- **TASK BRIEF**: Each line that holds the word "بعمل" counts once; give the total for the records below and nothing else.

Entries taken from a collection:
-- BEGIN --

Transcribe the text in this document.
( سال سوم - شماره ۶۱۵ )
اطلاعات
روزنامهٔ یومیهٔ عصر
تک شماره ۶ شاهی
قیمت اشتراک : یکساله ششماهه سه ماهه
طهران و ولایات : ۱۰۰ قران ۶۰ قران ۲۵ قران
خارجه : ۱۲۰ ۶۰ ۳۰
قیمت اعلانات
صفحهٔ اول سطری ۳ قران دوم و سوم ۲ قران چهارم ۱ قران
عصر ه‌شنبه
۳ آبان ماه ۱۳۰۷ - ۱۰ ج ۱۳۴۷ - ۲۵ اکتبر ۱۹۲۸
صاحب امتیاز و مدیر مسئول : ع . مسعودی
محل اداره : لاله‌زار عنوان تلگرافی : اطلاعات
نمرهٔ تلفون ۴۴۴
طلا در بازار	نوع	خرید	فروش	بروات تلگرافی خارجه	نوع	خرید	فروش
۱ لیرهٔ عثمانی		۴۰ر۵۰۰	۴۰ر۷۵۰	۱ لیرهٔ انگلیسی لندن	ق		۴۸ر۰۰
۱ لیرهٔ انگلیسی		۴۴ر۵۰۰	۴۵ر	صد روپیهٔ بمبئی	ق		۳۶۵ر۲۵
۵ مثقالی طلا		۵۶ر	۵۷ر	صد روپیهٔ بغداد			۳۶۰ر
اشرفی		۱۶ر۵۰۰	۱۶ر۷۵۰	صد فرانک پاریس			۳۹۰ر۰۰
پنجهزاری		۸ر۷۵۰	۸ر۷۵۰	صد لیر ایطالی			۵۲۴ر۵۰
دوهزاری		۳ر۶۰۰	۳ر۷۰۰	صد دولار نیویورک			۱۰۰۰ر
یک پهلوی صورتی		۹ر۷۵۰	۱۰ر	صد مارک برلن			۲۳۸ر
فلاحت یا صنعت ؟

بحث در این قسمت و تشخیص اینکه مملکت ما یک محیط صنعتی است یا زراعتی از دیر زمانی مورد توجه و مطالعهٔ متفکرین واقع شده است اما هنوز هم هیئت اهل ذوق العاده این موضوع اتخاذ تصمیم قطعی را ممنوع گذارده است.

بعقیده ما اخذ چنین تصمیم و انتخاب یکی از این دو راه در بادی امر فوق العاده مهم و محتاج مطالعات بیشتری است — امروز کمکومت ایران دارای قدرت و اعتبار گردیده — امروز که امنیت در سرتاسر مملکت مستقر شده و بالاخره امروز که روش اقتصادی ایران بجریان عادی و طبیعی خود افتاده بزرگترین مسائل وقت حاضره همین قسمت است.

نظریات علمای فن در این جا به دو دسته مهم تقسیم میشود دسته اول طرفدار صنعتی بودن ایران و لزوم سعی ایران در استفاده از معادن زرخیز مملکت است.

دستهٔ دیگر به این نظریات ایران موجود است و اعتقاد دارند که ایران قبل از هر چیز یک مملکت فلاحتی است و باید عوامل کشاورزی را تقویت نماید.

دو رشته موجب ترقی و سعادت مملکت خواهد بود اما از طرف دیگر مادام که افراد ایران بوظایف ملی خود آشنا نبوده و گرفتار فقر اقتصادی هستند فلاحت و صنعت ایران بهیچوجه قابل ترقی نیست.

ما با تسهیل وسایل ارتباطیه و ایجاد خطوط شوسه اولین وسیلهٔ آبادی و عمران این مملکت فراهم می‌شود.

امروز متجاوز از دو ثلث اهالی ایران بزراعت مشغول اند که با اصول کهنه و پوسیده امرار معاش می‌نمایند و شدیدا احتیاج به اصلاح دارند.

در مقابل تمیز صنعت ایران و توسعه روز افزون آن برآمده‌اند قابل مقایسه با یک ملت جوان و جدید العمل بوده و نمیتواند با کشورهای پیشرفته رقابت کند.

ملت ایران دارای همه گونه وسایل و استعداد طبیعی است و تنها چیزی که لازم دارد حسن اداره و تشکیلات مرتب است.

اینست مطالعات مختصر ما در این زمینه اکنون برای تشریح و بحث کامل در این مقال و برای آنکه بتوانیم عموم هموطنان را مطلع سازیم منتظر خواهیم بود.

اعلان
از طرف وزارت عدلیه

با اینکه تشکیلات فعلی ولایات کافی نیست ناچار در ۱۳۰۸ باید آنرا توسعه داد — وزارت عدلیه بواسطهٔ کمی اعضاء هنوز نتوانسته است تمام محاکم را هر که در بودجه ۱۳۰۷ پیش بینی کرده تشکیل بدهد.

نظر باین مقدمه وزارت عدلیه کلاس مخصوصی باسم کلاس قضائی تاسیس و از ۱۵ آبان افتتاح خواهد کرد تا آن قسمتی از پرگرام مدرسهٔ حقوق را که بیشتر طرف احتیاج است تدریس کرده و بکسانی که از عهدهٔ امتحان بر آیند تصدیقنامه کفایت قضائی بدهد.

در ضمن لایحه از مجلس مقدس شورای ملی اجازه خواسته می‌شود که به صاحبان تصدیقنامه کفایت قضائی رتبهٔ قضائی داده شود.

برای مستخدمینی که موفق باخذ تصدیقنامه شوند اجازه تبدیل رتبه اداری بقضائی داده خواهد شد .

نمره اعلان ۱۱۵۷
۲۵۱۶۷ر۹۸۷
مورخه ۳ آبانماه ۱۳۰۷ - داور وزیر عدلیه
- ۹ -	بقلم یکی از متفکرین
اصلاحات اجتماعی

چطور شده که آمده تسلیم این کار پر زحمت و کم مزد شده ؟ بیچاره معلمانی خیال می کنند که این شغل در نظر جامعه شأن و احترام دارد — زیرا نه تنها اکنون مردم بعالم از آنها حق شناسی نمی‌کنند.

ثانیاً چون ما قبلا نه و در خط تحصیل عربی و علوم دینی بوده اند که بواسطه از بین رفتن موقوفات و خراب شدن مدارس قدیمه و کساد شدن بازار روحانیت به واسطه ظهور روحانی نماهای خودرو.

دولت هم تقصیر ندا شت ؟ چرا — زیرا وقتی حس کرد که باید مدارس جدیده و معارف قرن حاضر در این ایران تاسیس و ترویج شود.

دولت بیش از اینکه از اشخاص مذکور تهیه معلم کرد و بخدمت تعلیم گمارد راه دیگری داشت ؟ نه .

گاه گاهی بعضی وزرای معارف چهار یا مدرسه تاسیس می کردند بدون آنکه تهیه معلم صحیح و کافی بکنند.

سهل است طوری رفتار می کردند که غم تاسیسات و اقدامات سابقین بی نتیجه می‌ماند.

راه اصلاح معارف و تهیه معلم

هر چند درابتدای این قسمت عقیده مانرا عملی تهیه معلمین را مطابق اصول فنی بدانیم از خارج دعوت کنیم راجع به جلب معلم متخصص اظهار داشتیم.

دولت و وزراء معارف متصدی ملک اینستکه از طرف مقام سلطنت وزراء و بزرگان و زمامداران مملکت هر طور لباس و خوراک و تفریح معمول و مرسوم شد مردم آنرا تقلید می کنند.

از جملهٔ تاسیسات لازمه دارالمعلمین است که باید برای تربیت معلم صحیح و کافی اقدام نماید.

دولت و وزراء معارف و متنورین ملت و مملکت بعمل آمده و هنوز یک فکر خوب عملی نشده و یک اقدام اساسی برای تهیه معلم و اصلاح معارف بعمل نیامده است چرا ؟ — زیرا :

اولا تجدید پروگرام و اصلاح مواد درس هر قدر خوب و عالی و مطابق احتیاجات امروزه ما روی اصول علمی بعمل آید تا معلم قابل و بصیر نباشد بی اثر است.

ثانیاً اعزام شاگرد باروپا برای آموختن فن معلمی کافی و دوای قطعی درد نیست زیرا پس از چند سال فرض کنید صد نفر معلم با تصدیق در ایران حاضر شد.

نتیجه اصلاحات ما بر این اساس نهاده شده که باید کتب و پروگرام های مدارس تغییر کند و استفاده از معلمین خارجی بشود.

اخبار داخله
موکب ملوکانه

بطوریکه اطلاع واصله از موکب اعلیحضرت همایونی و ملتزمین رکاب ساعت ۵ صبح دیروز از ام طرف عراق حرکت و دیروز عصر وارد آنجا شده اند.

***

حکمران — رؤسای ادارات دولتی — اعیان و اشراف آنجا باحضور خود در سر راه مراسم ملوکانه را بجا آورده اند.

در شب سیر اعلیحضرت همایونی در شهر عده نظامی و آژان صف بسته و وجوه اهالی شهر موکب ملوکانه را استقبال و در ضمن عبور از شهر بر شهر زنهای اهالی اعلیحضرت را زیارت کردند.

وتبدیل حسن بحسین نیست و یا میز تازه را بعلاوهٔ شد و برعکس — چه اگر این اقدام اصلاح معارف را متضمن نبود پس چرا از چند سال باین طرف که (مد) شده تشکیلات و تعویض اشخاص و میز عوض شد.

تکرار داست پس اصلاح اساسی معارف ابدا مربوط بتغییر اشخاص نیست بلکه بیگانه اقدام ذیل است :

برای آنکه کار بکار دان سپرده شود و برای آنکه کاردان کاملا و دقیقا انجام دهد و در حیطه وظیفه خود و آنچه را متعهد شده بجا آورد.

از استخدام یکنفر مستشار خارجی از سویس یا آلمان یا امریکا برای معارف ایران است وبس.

-- END --

- **THE ANSWER**: 2